• _EXERCISE PROMPT_:
Please report every line from the material that contains the word "Weekly".

— start of RECORDS FOR THE TASK —

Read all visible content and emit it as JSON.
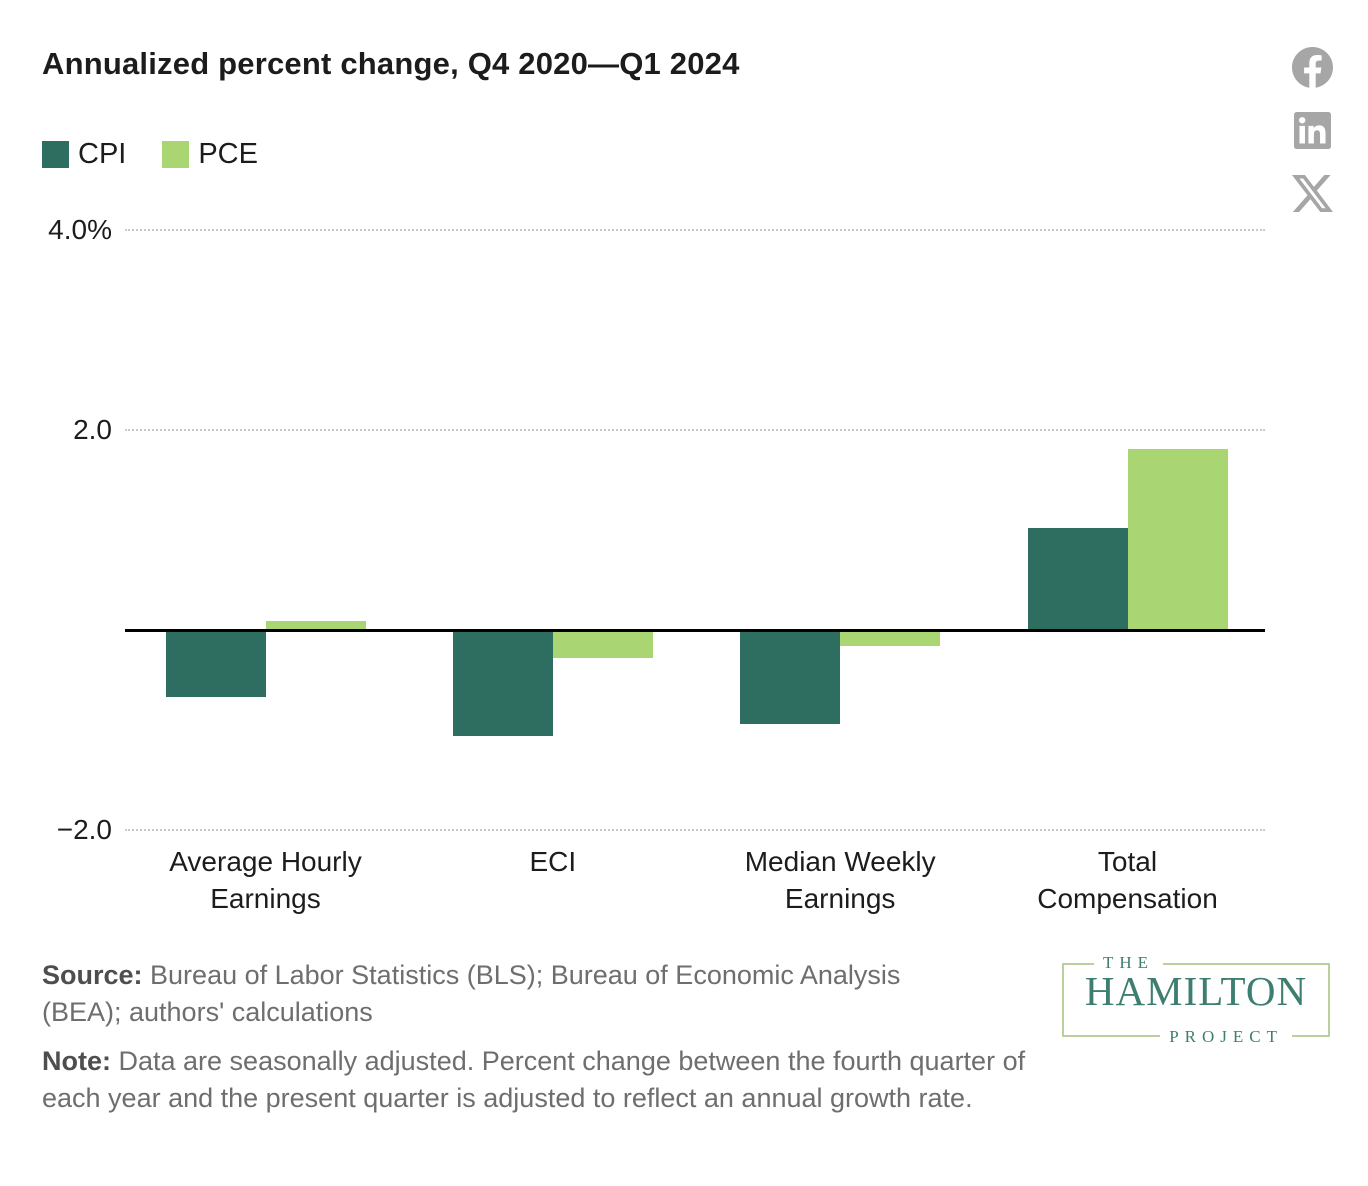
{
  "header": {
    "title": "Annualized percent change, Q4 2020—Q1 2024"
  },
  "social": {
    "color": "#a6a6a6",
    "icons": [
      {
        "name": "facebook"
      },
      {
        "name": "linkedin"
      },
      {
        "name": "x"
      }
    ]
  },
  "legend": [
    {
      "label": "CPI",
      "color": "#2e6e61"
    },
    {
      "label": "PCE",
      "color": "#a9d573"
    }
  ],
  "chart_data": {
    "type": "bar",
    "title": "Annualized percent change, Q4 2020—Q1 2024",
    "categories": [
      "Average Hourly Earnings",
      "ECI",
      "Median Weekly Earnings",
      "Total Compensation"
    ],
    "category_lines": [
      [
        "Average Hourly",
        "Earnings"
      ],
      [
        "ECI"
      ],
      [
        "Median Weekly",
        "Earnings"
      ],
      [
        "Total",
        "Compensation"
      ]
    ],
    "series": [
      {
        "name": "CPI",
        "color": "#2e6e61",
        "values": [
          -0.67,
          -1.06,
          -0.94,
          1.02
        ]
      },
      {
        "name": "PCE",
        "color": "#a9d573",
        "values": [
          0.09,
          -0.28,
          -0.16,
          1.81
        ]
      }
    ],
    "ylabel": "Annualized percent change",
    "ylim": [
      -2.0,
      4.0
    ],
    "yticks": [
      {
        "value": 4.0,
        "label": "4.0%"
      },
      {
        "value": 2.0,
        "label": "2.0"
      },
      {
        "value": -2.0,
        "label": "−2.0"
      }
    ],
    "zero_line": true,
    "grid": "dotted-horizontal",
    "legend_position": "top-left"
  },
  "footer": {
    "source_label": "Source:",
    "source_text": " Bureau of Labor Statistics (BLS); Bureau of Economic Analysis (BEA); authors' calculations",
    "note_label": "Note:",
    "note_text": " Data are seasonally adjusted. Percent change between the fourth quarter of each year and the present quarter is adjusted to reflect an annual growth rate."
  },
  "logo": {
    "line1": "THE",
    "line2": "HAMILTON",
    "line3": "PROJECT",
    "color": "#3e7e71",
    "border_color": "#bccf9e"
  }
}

— end of RECORDS FOR THE TASK —

• _THE RESULT_:
      "Median Weekly Earnings",
        "Median Weekly",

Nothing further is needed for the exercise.